__Short problem__
Copy the data below exactly, omitting any picture it contains.

(Extracted records)
** Start **
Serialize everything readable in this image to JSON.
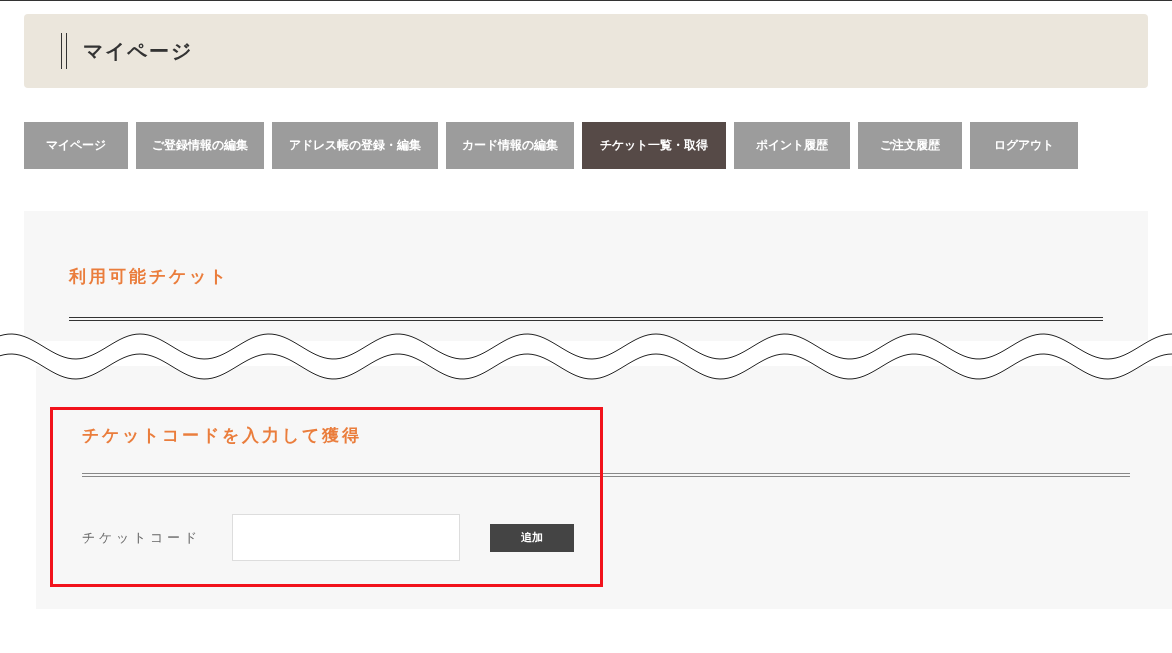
{
  "page_title": "マイページ",
  "nav": [
    {
      "label": "マイページ",
      "selected": false
    },
    {
      "label": "ご登録情報の編集",
      "selected": false
    },
    {
      "label": "アドレス帳の登録・編集",
      "selected": false
    },
    {
      "label": "カード情報の編集",
      "selected": false
    },
    {
      "label": "チケット一覧・取得",
      "selected": true
    },
    {
      "label": "ポイント履歴",
      "selected": false
    },
    {
      "label": "ご注文履歴",
      "selected": false
    },
    {
      "label": "ログアウト",
      "selected": false
    }
  ],
  "available_tickets": {
    "title": "利用可能チケット"
  },
  "ticket_code_form": {
    "title": "チケットコードを入力して獲得",
    "field_label": "チケットコード",
    "button": "追加"
  }
}
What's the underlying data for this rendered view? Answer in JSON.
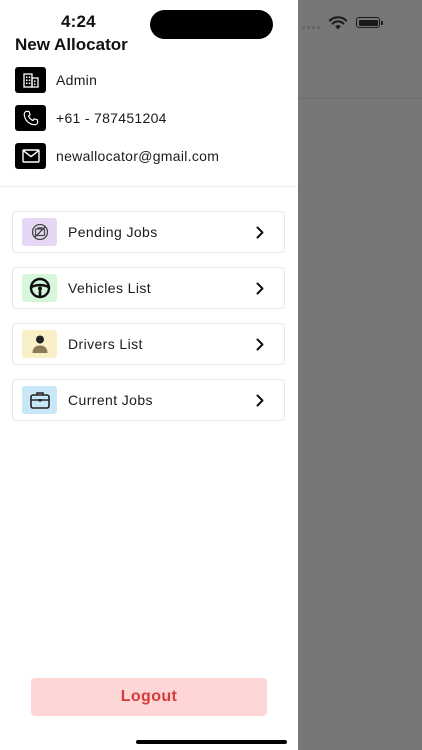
{
  "status_bar": {
    "time": "4:24"
  },
  "profile": {
    "name": "New Allocator",
    "role": "Admin",
    "phone": "+61 - 787451204",
    "email": "newallocator@gmail.com"
  },
  "menu": {
    "items": [
      {
        "label": "Pending Jobs",
        "icon": "pending-jobs-icon",
        "color": "#e6d7f5"
      },
      {
        "label": "Vehicles List",
        "icon": "steering-wheel-icon",
        "color": "#d6f7da"
      },
      {
        "label": "Drivers List",
        "icon": "driver-icon",
        "color": "#faf0c8"
      },
      {
        "label": "Current Jobs",
        "icon": "briefcase-icon",
        "color": "#c9e8f7"
      }
    ]
  },
  "logout": {
    "label": "Logout"
  },
  "colors": {
    "logout_bg": "#ffd6d6",
    "logout_text": "#d63a3a",
    "overlay": "#777777"
  }
}
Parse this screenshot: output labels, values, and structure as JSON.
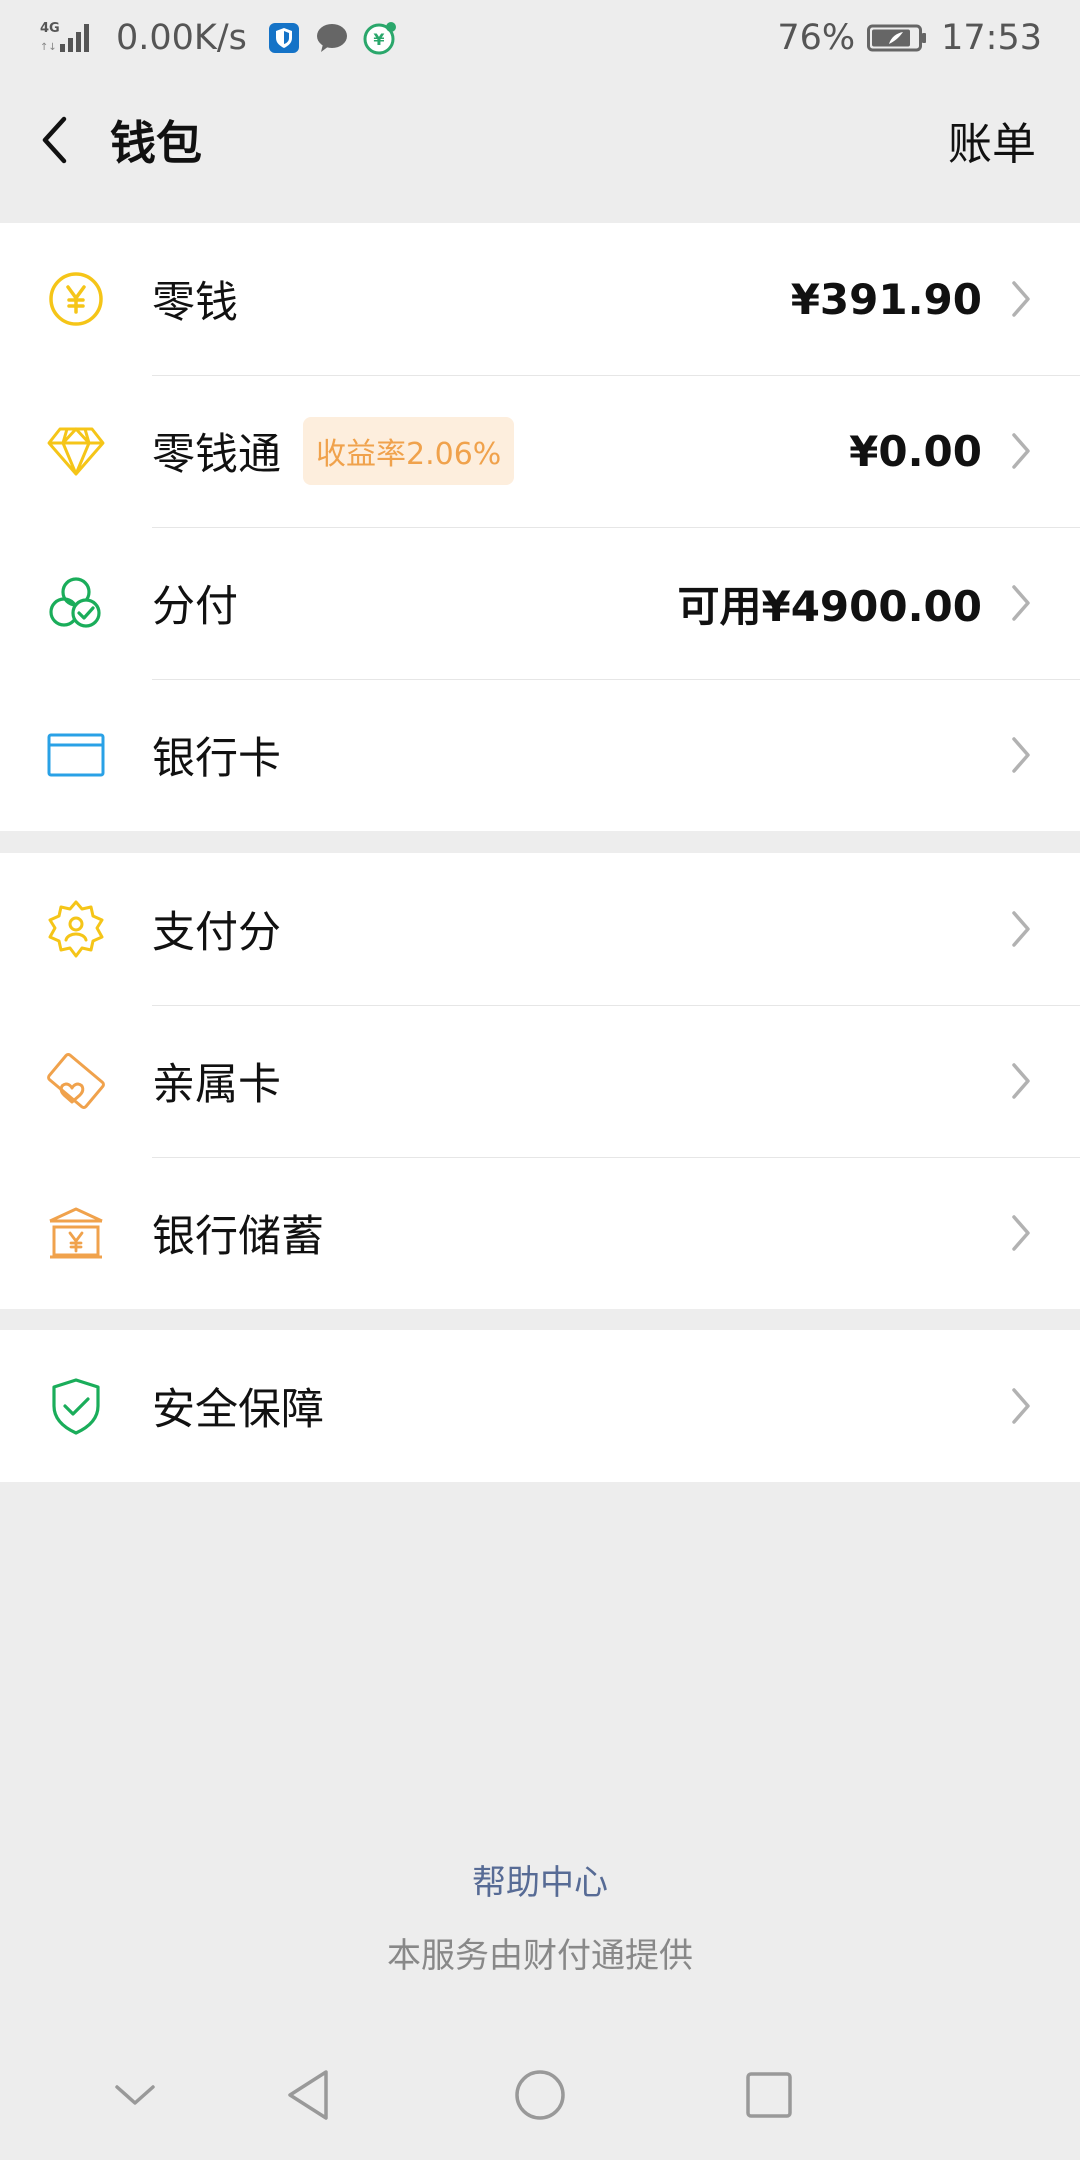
{
  "status_bar": {
    "network_type": "4G",
    "net_speed": "0.00K/s",
    "battery_percent": "76%",
    "time": "17:53"
  },
  "header": {
    "title": "钱包",
    "bill_label": "账单"
  },
  "group1": [
    {
      "label": "零钱",
      "value": "¥391.90",
      "icon": "yuan-coin-icon",
      "color": "#f5c518"
    },
    {
      "label": "零钱通",
      "badge": "收益率2.06%",
      "value": "¥0.00",
      "icon": "diamond-icon",
      "color": "#f5c518"
    },
    {
      "label": "分付",
      "value": "可用¥4900.00",
      "icon": "fenfu-icon",
      "color": "#1aad5a"
    },
    {
      "label": "银行卡",
      "value": "",
      "icon": "card-icon",
      "color": "#29a1e6"
    }
  ],
  "group2": [
    {
      "label": "支付分",
      "icon": "pay-score-icon",
      "color": "#f5c518"
    },
    {
      "label": "亲属卡",
      "icon": "family-card-icon",
      "color": "#f0a24c"
    },
    {
      "label": "银行储蓄",
      "icon": "bank-savings-icon",
      "color": "#f0a24c"
    }
  ],
  "group3": [
    {
      "label": "安全保障",
      "icon": "shield-check-icon",
      "color": "#1aad5a"
    }
  ],
  "footer": {
    "help_link": "帮助中心",
    "service_note": "本服务由财付通提供"
  },
  "colors": {
    "background": "#ededed",
    "link": "#576b95",
    "badge_bg": "#fdeedd",
    "badge_text": "#f0a24c"
  }
}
** End **
__Finished task__
Serialize everything readable in this image to JSON.
{
  "page_title": "マイページ",
  "nav": [
    {
      "label": "マイページ",
      "selected": false
    },
    {
      "label": "ご登録情報の編集",
      "selected": false
    },
    {
      "label": "アドレス帳の登録・編集",
      "selected": false
    },
    {
      "label": "カード情報の編集",
      "selected": false
    },
    {
      "label": "チケット一覧・取得",
      "selected": true
    },
    {
      "label": "ポイント履歴",
      "selected": false
    },
    {
      "label": "ご注文履歴",
      "selected": false
    },
    {
      "label": "ログアウト",
      "selected": false
    }
  ],
  "available_tickets": {
    "title": "利用可能チケット"
  },
  "ticket_code_form": {
    "title": "チケットコードを入力して獲得",
    "field_label": "チケットコード",
    "button": "追加"
  }
}
What's the underlying data for this rendered view? Answer in JSON.
{
  "status_bar": {
    "time": "4:24"
  },
  "profile": {
    "name": "New Allocator",
    "role": "Admin",
    "phone": "+61 - 787451204",
    "email": "newallocator@gmail.com"
  },
  "menu": {
    "items": [
      {
        "label": "Pending Jobs",
        "icon": "pending-jobs-icon",
        "color": "#e6d7f5"
      },
      {
        "label": "Vehicles List",
        "icon": "steering-wheel-icon",
        "color": "#d6f7da"
      },
      {
        "label": "Drivers List",
        "icon": "driver-icon",
        "color": "#faf0c8"
      },
      {
        "label": "Current Jobs",
        "icon": "briefcase-icon",
        "color": "#c9e8f7"
      }
    ]
  },
  "logout": {
    "label": "Logout"
  },
  "colors": {
    "logout_bg": "#ffd6d6",
    "logout_text": "#d63a3a",
    "overlay": "#777777"
  }
}
Parse this screenshot: output labels, values, and structure as JSON.
{
  "status_bar": {
    "network_type": "4G",
    "net_speed": "0.00K/s",
    "battery_percent": "76%",
    "time": "17:53"
  },
  "header": {
    "title": "钱包",
    "bill_label": "账单"
  },
  "group1": [
    {
      "label": "零钱",
      "value": "¥391.90",
      "icon": "yuan-coin-icon",
      "color": "#f5c518"
    },
    {
      "label": "零钱通",
      "badge": "收益率2.06%",
      "value": "¥0.00",
      "icon": "diamond-icon",
      "color": "#f5c518"
    },
    {
      "label": "分付",
      "value": "可用¥4900.00",
      "icon": "fenfu-icon",
      "color": "#1aad5a"
    },
    {
      "label": "银行卡",
      "value": "",
      "icon": "card-icon",
      "color": "#29a1e6"
    }
  ],
  "group2": [
    {
      "label": "支付分",
      "icon": "pay-score-icon",
      "color": "#f5c518"
    },
    {
      "label": "亲属卡",
      "icon": "family-card-icon",
      "color": "#f0a24c"
    },
    {
      "label": "银行储蓄",
      "icon": "bank-savings-icon",
      "color": "#f0a24c"
    }
  ],
  "group3": [
    {
      "label": "安全保障",
      "icon": "shield-check-icon",
      "color": "#1aad5a"
    }
  ],
  "footer": {
    "help_link": "帮助中心",
    "service_note": "本服务由财付通提供"
  },
  "colors": {
    "background": "#ededed",
    "link": "#576b95",
    "badge_bg": "#fdeedd",
    "badge_text": "#f0a24c"
  }
}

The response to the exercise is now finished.